> [TASK DIRECTIONS]:
Filter this data down to the lines that hold "seaborn", and copy them.
===== GIVEN INFORMATION
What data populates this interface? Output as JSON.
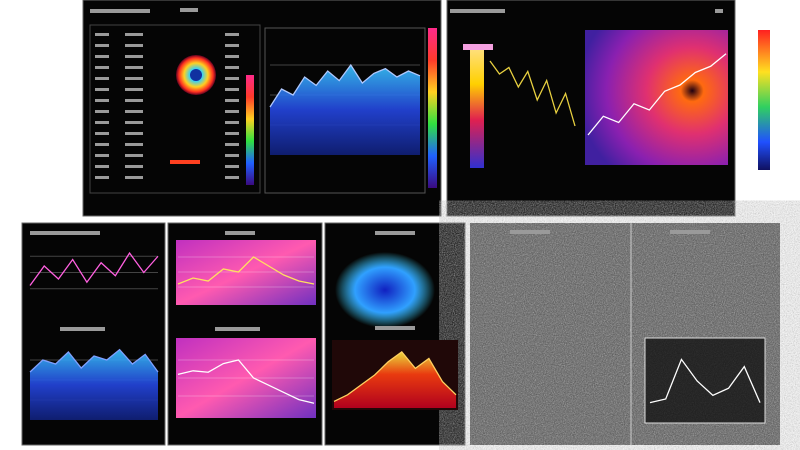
{
  "charts": [
    {
      "type": "area",
      "ylim": [
        0,
        100
      ],
      "values": [
        40,
        55,
        50,
        65,
        58,
        70,
        62,
        75,
        60,
        68,
        72,
        65,
        70,
        66
      ]
    },
    {
      "type": "line",
      "ylim": [
        0,
        100
      ],
      "values": [
        80,
        70,
        75,
        60,
        72,
        50,
        65,
        40,
        55,
        30
      ]
    },
    {
      "type": "line",
      "ylim": [
        0,
        100
      ],
      "values": [
        20,
        35,
        30,
        45,
        40,
        55,
        60,
        70,
        75,
        85
      ]
    },
    {
      "type": "line",
      "ylim": [
        0,
        100
      ],
      "values": [
        30,
        60,
        40,
        70,
        35,
        65,
        45,
        80,
        50,
        75
      ]
    },
    {
      "type": "area",
      "ylim": [
        0,
        100
      ],
      "values": [
        60,
        75,
        70,
        85,
        65,
        80,
        75,
        88,
        70,
        82,
        60
      ]
    },
    {
      "type": "line",
      "ylim": [
        0,
        100
      ],
      "values": [
        30,
        40,
        35,
        55,
        50,
        75,
        60,
        45,
        35,
        30
      ]
    },
    {
      "type": "line",
      "ylim": [
        0,
        100
      ],
      "values": [
        55,
        60,
        58,
        70,
        75,
        50,
        40,
        30,
        20,
        15
      ]
    },
    {
      "type": "area",
      "ylim": [
        0,
        100
      ],
      "values": [
        10,
        20,
        35,
        50,
        70,
        85,
        60,
        75,
        40,
        20
      ]
    },
    {
      "type": "line",
      "ylim": [
        0,
        100
      ],
      "values": [
        20,
        25,
        80,
        50,
        30,
        40,
        70,
        20
      ]
    }
  ]
}
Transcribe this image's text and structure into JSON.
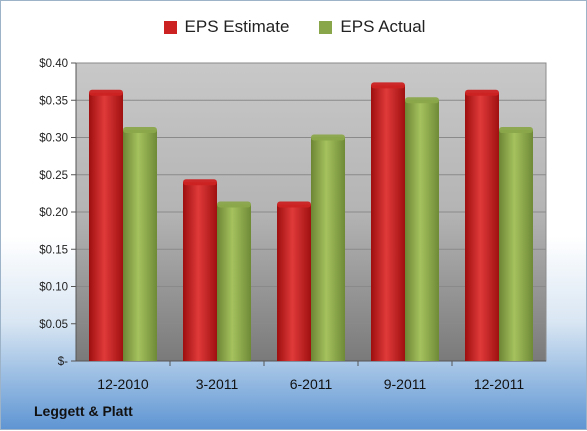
{
  "company_label": "Leggett & Platt",
  "chart_data": {
    "type": "bar",
    "categories": [
      "12-2010",
      "3-2011",
      "6-2011",
      "9-2011",
      "12-2011"
    ],
    "series": [
      {
        "name": "EPS Estimate",
        "values": [
          0.36,
          0.24,
          0.21,
          0.37,
          0.36
        ],
        "color": "#cc2222"
      },
      {
        "name": "EPS Actual",
        "values": [
          0.31,
          0.21,
          0.3,
          0.35,
          0.31
        ],
        "color": "#8aa64a"
      }
    ],
    "ylim": [
      0,
      0.4
    ],
    "yticks": [
      0,
      0.05,
      0.1,
      0.15,
      0.2,
      0.25,
      0.3,
      0.35,
      0.4
    ],
    "ytick_labels": [
      "$-",
      "$0.05",
      "$0.10",
      "$0.15",
      "$0.20",
      "$0.25",
      "$0.30",
      "$0.35",
      "$0.40"
    ],
    "legend_position": "top",
    "grid": true
  }
}
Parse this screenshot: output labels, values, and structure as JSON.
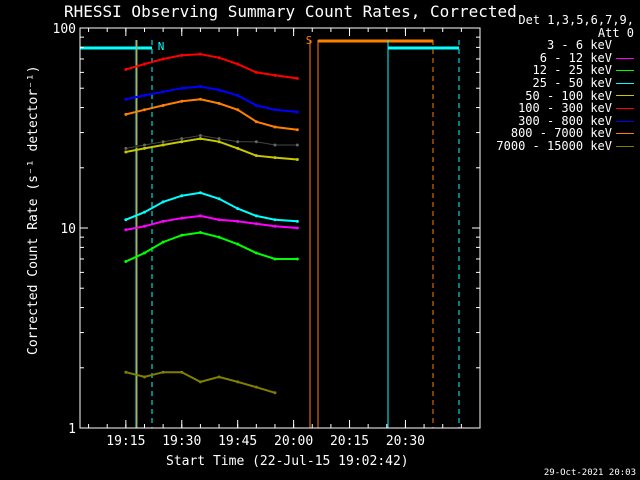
{
  "chart_data": {
    "type": "line",
    "title": "RHESSI Observing Summary Count Rates, Corrected",
    "xlabel": "Start Time (22-Jul-15 19:02:42)",
    "ylabel": "Corrected Count Rate (s⁻¹ detector⁻¹)",
    "y_scale": "log",
    "ylim": [
      1,
      100
    ],
    "xlim": [
      "19:02:42",
      "20:50:00"
    ],
    "x_ticks": [
      "19:15",
      "19:30",
      "19:45",
      "20:00",
      "20:15",
      "20:30"
    ],
    "y_ticks": [
      "1",
      "10",
      "100"
    ],
    "legend_header": [
      "Det 1,3,5,6,7,9,",
      "Att 0"
    ],
    "legend_position": "top-right, outside plot",
    "series": [
      {
        "name": "3 - 6 keV",
        "color": "#000000",
        "x": [
          "19:15",
          "19:20",
          "19:25",
          "19:30",
          "19:35",
          "19:40",
          "19:45",
          "19:50",
          "19:55",
          "20:01"
        ],
        "values": [
          25,
          26,
          27,
          28,
          29,
          28,
          27,
          27,
          26,
          26
        ]
      },
      {
        "name": "6 - 12 keV",
        "color": "#ff00ff",
        "x": [
          "19:15",
          "19:20",
          "19:25",
          "19:30",
          "19:35",
          "19:40",
          "19:45",
          "19:50",
          "19:55",
          "20:01"
        ],
        "values": [
          9.8,
          10.2,
          10.8,
          11.2,
          11.5,
          11,
          10.8,
          10.5,
          10.2,
          10
        ]
      },
      {
        "name": "12 - 25 keV",
        "color": "#00ff00",
        "x": [
          "19:15",
          "19:20",
          "19:25",
          "19:30",
          "19:35",
          "19:40",
          "19:45",
          "19:50",
          "19:55",
          "20:01"
        ],
        "values": [
          6.8,
          7.5,
          8.5,
          9.2,
          9.5,
          9.0,
          8.3,
          7.5,
          7.0,
          7.0
        ]
      },
      {
        "name": "25 - 50 keV",
        "color": "#00ffff",
        "x": [
          "19:15",
          "19:20",
          "19:25",
          "19:30",
          "19:35",
          "19:40",
          "19:45",
          "19:50",
          "19:55",
          "20:01"
        ],
        "values": [
          11,
          12,
          13.5,
          14.5,
          15,
          14,
          12.5,
          11.5,
          11,
          10.8
        ]
      },
      {
        "name": "50 - 100 keV",
        "color": "#c8c800",
        "x": [
          "19:15",
          "19:20",
          "19:25",
          "19:30",
          "19:35",
          "19:40",
          "19:45",
          "19:50",
          "19:55",
          "20:01"
        ],
        "values": [
          24,
          25,
          26,
          27,
          28,
          27,
          25,
          23,
          22.5,
          22
        ]
      },
      {
        "name": "100 - 300 keV",
        "color": "#ff0000",
        "x": [
          "19:15",
          "19:20",
          "19:25",
          "19:30",
          "19:35",
          "19:40",
          "19:45",
          "19:50",
          "19:55",
          "20:01"
        ],
        "values": [
          62,
          66,
          70,
          73,
          74,
          71,
          66,
          60,
          58,
          56
        ]
      },
      {
        "name": "300 - 800 keV",
        "color": "#0000ff",
        "x": [
          "19:15",
          "19:20",
          "19:25",
          "19:30",
          "19:35",
          "19:40",
          "19:45",
          "19:50",
          "19:55",
          "20:01"
        ],
        "values": [
          44,
          46,
          48,
          50,
          51,
          49,
          46,
          41,
          39,
          38
        ]
      },
      {
        "name": "800 - 7000 keV",
        "color": "#ff8000",
        "x": [
          "19:15",
          "19:20",
          "19:25",
          "19:30",
          "19:35",
          "19:40",
          "19:45",
          "19:50",
          "19:55",
          "20:01"
        ],
        "values": [
          37,
          39,
          41,
          43,
          44,
          42,
          39,
          34,
          32,
          31
        ]
      },
      {
        "name": "7000 - 15000 keV",
        "color": "#808000",
        "x": [
          "19:15",
          "19:20",
          "19:25",
          "19:30",
          "19:35",
          "19:40",
          "19:45",
          "19:50",
          "19:55"
        ],
        "values": [
          1.9,
          1.8,
          1.9,
          1.9,
          1.7,
          1.8,
          1.7,
          1.6,
          1.5
        ]
      }
    ],
    "flags": [
      {
        "label": "N",
        "color": "#00ffff"
      },
      {
        "label": "S",
        "color": "#ff8000"
      }
    ],
    "grid": false
  },
  "footer": "29-Oct-2021 20:03"
}
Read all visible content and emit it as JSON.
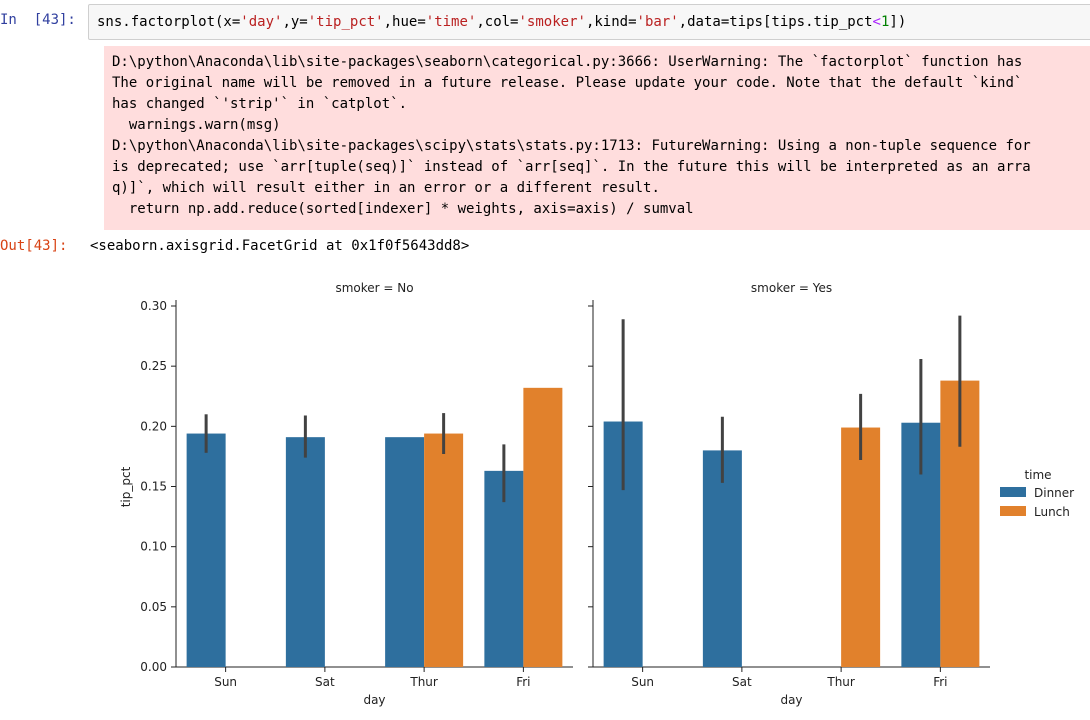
{
  "cell": {
    "in_prompt": "In  [43]:",
    "code_tokens": [
      {
        "t": "sns.factorplot(x=",
        "c": ""
      },
      {
        "t": "'day'",
        "c": "str"
      },
      {
        "t": ",y=",
        "c": ""
      },
      {
        "t": "'tip_pct'",
        "c": "str"
      },
      {
        "t": ",hue=",
        "c": ""
      },
      {
        "t": "'time'",
        "c": "str"
      },
      {
        "t": ",col=",
        "c": ""
      },
      {
        "t": "'smoker'",
        "c": "str"
      },
      {
        "t": ",kind=",
        "c": ""
      },
      {
        "t": "'bar'",
        "c": "str"
      },
      {
        "t": ",data=tips[tips.tip_pct",
        "c": ""
      },
      {
        "t": "<",
        "c": "op"
      },
      {
        "t": "1",
        "c": "num"
      },
      {
        "t": "])",
        "c": ""
      }
    ],
    "stderr_lines": [
      "D:\\python\\Anaconda\\lib\\site-packages\\seaborn\\categorical.py:3666: UserWarning: The `factorplot` function has",
      "The original name will be removed in a future release. Please update your code. Note that the default `kind`",
      "has changed `'strip'` in `catplot`.",
      "  warnings.warn(msg)",
      "D:\\python\\Anaconda\\lib\\site-packages\\scipy\\stats\\stats.py:1713: FutureWarning: Using a non-tuple sequence for",
      "is deprecated; use `arr[tuple(seq)]` instead of `arr[seq]`. In the future this will be interpreted as an arra",
      "q)]`, which will result either in an error or a different result.",
      "  return np.add.reduce(sorted[indexer] * weights, axis=axis) / sumval"
    ],
    "out_prompt": "Out[43]:",
    "out_text": "<seaborn.axisgrid.FacetGrid at 0x1f0f5643dd8>"
  },
  "chart_data": {
    "type": "bar",
    "ylabel": "tip_pct",
    "ylim": [
      0,
      0.3
    ],
    "yticks": [
      "0.00",
      "0.05",
      "0.10",
      "0.15",
      "0.20",
      "0.25",
      "0.30"
    ],
    "categories": [
      "Sun",
      "Sat",
      "Thur",
      "Fri"
    ],
    "legend": {
      "title": "time",
      "position": "right",
      "entries": [
        "Dinner",
        "Lunch"
      ]
    },
    "colors": {
      "Dinner": "#2e6f9e",
      "Lunch": "#e1812c",
      "errorbar": "#424242"
    },
    "panels": [
      {
        "title": "smoker = No",
        "xlabel": "day",
        "series": [
          {
            "name": "Dinner",
            "values": [
              0.194,
              0.191,
              0.191,
              0.163
            ],
            "err_lo": [
              0.178,
              0.174,
              null,
              0.137
            ],
            "err_hi": [
              0.21,
              0.209,
              null,
              0.185
            ]
          },
          {
            "name": "Lunch",
            "values": [
              null,
              null,
              0.194,
              0.232
            ],
            "err_lo": [
              null,
              null,
              0.177,
              null
            ],
            "err_hi": [
              null,
              null,
              0.211,
              null
            ]
          }
        ]
      },
      {
        "title": "smoker = Yes",
        "xlabel": "day",
        "series": [
          {
            "name": "Dinner",
            "values": [
              0.204,
              0.18,
              null,
              0.203
            ],
            "err_lo": [
              0.147,
              0.153,
              null,
              0.16
            ],
            "err_hi": [
              0.289,
              0.208,
              null,
              0.256
            ]
          },
          {
            "name": "Lunch",
            "values": [
              null,
              null,
              0.199,
              0.238
            ],
            "err_lo": [
              null,
              null,
              0.172,
              0.183
            ],
            "err_hi": [
              null,
              null,
              0.227,
              0.292
            ]
          }
        ]
      }
    ]
  }
}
==========
> [EXERCISE RESPONSE]:
      "D:\\python\\Anaconda\\lib\\site-packages\\seaborn\\categorical.py:3666: UserWarning: The `factorplot` function has",
    "out_text": "<seaborn.axisgrid.FacetGrid at 0x1f0f5643dd8>"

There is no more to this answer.